>> begin
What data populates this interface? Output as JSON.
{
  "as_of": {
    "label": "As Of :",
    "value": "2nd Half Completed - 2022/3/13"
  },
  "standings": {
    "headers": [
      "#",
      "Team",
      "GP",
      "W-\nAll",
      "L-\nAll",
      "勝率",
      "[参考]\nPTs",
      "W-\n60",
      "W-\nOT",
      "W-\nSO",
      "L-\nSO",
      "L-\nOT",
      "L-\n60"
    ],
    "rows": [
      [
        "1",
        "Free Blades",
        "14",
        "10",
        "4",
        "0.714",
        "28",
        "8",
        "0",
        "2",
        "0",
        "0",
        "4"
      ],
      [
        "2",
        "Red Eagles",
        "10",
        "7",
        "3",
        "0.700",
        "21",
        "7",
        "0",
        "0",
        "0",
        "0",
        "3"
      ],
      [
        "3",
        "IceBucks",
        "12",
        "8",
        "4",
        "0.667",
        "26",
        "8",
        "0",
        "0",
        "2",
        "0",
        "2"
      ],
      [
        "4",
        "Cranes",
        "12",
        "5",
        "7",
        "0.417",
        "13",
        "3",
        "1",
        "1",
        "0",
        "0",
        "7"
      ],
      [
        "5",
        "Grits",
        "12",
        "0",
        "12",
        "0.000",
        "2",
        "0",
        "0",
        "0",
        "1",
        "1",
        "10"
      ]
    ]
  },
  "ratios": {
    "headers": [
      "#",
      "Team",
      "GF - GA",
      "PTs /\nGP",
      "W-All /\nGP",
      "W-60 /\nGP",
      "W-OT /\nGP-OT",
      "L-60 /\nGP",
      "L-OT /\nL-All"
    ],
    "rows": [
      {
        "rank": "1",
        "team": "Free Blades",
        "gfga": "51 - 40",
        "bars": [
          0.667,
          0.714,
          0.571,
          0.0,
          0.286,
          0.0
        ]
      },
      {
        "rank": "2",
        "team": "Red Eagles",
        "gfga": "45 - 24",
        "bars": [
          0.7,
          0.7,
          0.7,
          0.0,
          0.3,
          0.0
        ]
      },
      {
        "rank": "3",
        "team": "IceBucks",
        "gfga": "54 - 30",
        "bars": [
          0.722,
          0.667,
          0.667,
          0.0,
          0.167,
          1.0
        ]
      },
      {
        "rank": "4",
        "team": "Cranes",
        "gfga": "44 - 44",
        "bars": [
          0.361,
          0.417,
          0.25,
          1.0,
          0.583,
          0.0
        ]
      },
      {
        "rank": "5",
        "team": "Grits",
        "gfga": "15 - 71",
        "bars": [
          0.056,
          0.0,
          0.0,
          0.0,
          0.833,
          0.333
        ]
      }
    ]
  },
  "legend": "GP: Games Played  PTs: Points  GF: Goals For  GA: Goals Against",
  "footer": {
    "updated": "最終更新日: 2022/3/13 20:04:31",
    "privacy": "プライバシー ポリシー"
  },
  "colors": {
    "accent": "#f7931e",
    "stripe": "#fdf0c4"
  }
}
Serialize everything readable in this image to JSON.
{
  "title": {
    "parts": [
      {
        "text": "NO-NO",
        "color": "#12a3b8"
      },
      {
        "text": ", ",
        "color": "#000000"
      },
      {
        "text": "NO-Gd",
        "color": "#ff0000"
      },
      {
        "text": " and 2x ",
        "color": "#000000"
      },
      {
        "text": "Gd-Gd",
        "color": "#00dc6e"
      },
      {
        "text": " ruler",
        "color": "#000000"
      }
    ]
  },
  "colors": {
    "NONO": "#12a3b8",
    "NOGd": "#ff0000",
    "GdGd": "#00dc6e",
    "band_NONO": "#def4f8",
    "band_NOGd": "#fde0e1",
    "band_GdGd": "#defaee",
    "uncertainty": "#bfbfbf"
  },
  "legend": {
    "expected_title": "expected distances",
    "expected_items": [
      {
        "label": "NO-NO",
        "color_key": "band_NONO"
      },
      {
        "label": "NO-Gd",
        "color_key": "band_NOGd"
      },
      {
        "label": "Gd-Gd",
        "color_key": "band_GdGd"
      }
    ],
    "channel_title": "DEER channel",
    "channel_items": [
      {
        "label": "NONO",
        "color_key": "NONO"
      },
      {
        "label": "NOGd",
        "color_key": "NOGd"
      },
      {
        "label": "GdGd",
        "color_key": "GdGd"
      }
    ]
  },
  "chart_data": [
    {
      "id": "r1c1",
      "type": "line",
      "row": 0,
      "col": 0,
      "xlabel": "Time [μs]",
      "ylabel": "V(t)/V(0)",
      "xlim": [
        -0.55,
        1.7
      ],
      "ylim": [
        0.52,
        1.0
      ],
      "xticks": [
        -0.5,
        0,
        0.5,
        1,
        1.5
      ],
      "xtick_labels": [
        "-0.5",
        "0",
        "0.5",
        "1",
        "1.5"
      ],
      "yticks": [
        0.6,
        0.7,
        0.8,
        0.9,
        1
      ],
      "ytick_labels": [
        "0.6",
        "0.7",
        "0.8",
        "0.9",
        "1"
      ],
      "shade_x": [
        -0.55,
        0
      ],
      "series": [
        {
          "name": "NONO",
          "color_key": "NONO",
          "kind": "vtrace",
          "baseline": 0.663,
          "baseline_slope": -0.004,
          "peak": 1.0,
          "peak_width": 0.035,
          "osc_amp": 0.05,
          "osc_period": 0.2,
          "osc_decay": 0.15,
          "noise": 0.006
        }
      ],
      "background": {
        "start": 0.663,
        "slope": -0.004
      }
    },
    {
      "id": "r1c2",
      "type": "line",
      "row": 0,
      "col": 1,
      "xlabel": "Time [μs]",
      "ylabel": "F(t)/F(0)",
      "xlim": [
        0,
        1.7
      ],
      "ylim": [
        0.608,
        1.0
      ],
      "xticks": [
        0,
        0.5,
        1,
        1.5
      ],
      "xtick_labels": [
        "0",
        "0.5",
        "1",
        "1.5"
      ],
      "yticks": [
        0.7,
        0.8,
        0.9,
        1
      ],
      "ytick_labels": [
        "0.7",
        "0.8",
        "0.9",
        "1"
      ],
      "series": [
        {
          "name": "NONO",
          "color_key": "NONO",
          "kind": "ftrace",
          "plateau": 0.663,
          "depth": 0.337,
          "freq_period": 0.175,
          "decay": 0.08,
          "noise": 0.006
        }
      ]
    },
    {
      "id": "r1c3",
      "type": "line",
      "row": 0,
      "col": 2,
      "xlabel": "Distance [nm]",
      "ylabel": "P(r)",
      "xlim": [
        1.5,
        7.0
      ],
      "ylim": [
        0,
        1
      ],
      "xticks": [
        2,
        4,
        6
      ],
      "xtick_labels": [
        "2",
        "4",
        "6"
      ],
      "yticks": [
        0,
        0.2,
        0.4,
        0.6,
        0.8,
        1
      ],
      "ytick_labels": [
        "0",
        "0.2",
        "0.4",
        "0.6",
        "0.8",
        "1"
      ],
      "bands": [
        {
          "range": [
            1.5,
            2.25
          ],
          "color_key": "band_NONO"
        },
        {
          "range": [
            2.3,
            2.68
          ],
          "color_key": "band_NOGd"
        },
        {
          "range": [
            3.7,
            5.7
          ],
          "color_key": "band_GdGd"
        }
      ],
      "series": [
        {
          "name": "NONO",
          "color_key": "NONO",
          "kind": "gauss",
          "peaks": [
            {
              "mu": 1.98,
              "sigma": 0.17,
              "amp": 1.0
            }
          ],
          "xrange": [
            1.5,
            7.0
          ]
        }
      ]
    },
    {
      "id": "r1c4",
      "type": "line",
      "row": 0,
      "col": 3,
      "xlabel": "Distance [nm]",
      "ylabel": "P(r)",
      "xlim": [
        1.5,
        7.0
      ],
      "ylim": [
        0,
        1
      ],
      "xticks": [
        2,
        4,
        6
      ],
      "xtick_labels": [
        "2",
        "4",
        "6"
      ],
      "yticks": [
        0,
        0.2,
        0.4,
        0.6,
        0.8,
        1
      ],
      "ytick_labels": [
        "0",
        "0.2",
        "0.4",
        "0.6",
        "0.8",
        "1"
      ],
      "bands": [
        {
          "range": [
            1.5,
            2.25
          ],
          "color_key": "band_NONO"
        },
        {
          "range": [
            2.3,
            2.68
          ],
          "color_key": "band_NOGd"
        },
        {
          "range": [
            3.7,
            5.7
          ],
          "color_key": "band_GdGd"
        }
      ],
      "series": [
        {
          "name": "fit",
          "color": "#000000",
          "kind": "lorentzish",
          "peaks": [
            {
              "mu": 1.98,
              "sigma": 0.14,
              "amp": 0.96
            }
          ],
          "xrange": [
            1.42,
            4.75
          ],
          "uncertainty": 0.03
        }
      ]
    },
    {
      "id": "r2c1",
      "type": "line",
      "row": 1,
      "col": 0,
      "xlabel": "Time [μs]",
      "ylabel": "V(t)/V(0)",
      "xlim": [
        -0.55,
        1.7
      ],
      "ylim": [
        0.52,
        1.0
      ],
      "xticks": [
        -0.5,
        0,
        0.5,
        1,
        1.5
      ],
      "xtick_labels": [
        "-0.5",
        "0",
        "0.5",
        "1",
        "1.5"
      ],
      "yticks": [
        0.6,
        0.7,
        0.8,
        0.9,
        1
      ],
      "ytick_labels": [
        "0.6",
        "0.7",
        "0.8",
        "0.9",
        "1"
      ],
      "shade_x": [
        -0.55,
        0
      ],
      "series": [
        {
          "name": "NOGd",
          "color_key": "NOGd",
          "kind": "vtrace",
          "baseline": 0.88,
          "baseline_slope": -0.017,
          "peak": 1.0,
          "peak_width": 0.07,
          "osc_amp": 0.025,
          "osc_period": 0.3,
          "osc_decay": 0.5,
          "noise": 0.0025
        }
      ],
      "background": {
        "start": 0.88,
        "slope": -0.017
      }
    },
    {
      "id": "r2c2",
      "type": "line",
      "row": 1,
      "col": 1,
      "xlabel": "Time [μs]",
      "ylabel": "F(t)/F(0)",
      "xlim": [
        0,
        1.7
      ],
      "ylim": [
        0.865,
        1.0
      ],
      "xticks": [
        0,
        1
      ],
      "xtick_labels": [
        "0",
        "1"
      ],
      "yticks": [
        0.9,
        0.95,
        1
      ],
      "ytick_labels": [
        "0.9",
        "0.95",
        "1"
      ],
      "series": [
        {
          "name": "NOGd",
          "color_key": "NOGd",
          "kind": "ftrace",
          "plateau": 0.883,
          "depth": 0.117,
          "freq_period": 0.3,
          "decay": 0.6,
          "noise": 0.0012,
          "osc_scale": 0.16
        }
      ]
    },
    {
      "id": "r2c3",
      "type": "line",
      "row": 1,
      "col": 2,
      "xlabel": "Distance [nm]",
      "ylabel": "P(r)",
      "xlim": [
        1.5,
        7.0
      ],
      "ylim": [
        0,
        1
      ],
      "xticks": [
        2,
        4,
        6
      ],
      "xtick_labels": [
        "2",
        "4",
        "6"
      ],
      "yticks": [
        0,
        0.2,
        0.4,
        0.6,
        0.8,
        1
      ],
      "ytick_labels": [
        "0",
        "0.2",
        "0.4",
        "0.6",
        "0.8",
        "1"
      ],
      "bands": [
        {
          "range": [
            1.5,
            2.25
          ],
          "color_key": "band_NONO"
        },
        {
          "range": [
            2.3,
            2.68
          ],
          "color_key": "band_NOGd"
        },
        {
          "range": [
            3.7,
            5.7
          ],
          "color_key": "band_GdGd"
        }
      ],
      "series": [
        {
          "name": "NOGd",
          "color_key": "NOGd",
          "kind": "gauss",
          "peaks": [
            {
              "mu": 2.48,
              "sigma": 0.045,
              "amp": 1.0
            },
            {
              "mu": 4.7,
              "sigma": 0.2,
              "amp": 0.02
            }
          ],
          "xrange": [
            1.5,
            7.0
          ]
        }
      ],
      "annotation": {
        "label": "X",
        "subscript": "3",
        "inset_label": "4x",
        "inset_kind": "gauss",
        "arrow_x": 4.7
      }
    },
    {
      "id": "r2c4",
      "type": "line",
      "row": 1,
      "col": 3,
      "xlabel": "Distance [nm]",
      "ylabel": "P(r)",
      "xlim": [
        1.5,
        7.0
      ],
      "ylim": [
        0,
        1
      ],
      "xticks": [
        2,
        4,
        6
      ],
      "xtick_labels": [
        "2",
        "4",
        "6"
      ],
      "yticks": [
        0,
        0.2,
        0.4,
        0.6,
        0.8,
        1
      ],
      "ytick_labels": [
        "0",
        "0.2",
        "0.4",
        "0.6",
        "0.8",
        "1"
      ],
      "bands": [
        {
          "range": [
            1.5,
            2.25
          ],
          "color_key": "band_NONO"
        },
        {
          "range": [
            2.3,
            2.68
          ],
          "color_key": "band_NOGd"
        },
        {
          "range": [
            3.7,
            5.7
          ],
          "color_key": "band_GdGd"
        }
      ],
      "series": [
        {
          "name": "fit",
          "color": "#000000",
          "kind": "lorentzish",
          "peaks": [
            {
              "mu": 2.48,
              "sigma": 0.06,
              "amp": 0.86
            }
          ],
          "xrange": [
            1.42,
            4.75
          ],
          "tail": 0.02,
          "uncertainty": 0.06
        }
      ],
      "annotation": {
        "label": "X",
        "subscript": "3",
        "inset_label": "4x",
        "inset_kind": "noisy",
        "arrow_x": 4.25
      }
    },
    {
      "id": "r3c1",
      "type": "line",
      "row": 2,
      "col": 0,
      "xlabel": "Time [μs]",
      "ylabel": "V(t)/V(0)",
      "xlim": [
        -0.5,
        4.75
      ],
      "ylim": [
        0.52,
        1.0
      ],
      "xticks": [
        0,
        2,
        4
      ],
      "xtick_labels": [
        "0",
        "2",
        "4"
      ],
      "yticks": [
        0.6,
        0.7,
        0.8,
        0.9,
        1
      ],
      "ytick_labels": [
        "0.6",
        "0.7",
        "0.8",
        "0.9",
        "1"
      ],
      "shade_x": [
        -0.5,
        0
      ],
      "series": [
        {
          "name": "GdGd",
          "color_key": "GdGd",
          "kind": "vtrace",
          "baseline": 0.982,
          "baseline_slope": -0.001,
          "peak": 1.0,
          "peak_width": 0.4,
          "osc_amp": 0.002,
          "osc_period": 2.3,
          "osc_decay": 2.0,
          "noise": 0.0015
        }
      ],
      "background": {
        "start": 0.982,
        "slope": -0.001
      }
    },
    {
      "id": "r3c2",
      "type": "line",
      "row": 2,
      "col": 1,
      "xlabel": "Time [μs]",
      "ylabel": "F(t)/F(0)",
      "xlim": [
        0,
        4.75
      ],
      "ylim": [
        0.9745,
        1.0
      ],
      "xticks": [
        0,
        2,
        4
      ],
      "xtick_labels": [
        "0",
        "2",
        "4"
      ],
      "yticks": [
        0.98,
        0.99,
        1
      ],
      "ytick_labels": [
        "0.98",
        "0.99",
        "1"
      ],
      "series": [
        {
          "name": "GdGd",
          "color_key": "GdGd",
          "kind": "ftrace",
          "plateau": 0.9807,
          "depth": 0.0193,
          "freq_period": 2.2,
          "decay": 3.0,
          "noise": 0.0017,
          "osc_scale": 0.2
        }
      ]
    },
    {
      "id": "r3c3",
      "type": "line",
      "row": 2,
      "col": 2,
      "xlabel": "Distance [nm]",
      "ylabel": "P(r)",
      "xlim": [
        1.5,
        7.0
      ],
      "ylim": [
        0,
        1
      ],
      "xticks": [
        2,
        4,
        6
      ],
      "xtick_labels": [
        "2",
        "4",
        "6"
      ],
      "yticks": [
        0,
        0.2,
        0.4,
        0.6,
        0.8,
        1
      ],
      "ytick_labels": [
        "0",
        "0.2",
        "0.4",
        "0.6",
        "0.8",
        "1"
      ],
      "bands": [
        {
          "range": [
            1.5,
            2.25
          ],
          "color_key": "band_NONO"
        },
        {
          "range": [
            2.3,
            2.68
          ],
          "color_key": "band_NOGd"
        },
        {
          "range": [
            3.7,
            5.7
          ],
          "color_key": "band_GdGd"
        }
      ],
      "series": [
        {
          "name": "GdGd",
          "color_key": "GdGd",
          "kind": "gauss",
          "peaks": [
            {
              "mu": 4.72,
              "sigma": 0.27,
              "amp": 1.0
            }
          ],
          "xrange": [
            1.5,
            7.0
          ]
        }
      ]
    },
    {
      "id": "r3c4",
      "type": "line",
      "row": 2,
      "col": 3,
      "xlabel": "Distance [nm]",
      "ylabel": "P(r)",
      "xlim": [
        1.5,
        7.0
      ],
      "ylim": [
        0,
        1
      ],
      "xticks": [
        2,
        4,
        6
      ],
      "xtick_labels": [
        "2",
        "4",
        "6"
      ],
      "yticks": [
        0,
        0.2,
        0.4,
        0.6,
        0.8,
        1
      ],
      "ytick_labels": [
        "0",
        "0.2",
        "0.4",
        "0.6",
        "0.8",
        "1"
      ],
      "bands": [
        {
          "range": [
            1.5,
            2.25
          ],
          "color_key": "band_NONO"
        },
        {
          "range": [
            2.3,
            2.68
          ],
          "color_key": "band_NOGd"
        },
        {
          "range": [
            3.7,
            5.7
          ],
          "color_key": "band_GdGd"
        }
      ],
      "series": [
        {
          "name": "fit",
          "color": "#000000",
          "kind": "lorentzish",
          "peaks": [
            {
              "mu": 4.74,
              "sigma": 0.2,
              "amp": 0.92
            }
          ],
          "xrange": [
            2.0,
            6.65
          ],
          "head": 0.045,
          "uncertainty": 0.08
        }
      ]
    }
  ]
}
>> end
Pull out the lines above in which the word "noise" appears.

WRITTEN RESPONSE
          "noise": 0.006
          "noise": 0.006
          "noise": 0.0025
          "noise": 0.0012,
          "noise": 0.0015
          "noise": 0.0017,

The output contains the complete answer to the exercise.